> **Directions**: Every line below is to be quoted exactly, with nothing added or dropped.

Collection entries
** START **
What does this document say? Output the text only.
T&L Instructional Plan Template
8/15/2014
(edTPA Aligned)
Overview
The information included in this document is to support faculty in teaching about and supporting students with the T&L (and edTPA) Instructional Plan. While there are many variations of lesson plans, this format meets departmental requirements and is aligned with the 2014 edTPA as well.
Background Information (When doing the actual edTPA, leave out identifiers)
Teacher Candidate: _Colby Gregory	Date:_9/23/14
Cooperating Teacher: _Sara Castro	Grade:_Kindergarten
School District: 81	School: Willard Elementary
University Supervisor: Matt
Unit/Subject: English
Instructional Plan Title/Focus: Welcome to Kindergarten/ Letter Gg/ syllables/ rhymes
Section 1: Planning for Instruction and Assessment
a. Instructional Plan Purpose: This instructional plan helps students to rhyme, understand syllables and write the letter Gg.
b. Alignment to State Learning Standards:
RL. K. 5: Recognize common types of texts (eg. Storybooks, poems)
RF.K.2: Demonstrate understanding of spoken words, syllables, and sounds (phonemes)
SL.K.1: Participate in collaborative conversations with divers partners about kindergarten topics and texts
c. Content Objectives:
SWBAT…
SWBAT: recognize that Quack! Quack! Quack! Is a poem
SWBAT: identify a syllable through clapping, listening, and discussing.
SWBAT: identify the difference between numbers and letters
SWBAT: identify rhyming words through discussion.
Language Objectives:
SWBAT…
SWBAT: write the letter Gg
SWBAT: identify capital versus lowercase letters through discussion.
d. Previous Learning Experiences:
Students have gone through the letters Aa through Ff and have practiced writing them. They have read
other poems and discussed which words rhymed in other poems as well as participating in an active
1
** END **
> **Solution for this problem**:
What does this document say? Output the text only.
T&L Instructional Plan Template
8/15/2014
(edTPA Aligned)
Overview
The information included in this document is to support faculty in teaching about and supporting students with the T&L (and edTPA) Instructional Plan. While there are many variations of lesson plans, this format meets departmental requirements and is aligned with the 2014 edTPA as well.
Background Information (When doing the actual edTPA, leave out identifiers)
Teacher Candidate: _Colby Gregory	Date:_9/23/14
Cooperating Teacher: _Sara Castro	Grade:_Kindergarten
School District: 81	School: Willard Elementary
University Supervisor: Matt
Unit/Subject: English
Instructional Plan Title/Focus: Welcome to Kindergarten/ Letter Gg/ syllables/ rhymes
Section 1: Planning for Instruction and Assessment
a. Instructional Plan Purpose: This instructional plan helps students to rhyme, understand syllables and write the letter Gg.
b. Alignment to State Learning Standards:
RL. K. 5: Recognize common types of texts (eg. Storybooks, poems)
RF.K.2: Demonstrate understanding of spoken words, syllables, and sounds (phonemes)
SL.K.1: Participate in collaborative conversations with divers partners about kindergarten topics and texts
c. Content Objectives:
SWBAT…
SWBAT: recognize that Quack! Quack! Quack! Is a poem
SWBAT: identify a syllable through clapping, listening, and discussing.
SWBAT: identify the difference between numbers and letters
SWBAT: identify rhyming words through discussion.
Language Objectives:
SWBAT…
SWBAT: write the letter Gg
SWBAT: identify capital versus lowercase letters through discussion.
d. Previous Learning Experiences:
Students have gone through the letters Aa through Ff and have practiced writing them. They have read
other poems and discussed which words rhymed in other poems as well as participating in an active
1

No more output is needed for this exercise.